Repeat every record below exactly as written.

□ □ □ □ □ □ □

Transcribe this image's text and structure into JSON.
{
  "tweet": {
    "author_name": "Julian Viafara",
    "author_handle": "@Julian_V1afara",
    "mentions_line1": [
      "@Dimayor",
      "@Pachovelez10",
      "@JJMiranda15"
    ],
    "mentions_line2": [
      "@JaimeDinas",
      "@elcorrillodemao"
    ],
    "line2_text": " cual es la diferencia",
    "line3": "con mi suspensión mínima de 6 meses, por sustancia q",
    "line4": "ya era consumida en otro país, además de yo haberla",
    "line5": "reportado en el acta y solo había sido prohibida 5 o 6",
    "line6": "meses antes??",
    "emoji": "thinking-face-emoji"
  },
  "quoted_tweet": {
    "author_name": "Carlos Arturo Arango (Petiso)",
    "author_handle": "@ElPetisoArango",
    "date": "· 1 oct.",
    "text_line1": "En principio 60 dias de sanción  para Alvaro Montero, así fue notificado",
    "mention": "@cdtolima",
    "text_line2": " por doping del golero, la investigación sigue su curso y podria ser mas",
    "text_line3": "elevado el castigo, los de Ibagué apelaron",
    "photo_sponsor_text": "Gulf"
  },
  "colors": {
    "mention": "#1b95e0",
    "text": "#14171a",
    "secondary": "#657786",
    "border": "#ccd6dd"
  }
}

□ □ □ □ □ □ □

= EXERCISE RESULT =
Transcribe this image's text and structure into JSON.
{
  "tweet": {
    "author_name": "Julian Viafara",
    "author_handle": "@Julian_V1afara",
    "mentions_line1": [
      "@Dimayor",
      "@Pachovelez10",
      "@JJMiranda15"
    ],
    "mentions_line2": [
      "@JaimeDinas",
      "@elcorrillodemao"
    ],
    "line2_text": " cual es la diferencia",
    "line3": "con mi suspensión mínima de 6 meses, por sustancia q",
    "line4": "ya era consumida en otro país, además de yo haberla",
    "line5": "reportado en el acta y solo había sido prohibida 5 o 6",
    "line6": "meses antes??",
    "emoji": "thinking-face-emoji"
  },
  "quoted_tweet": {
    "author_name": "Carlos Arturo Arango (Petiso)",
    "author_handle": "@ElPetisoArango",
    "date": "· 1 oct.",
    "text_line1": "En principio 60 dias de sanción  para Alvaro Montero, así fue notificado",
    "mention": "@cdtolima",
    "text_line2": " por doping del golero, la investigación sigue su curso y podria ser mas",
    "text_line3": "elevado el castigo, los de Ibagué apelaron",
    "photo_sponsor_text": "Gulf"
  },
  "colors": {
    "mention": "#1b95e0",
    "text": "#14171a",
    "secondary": "#657786",
    "border": "#ccd6dd"
  }
}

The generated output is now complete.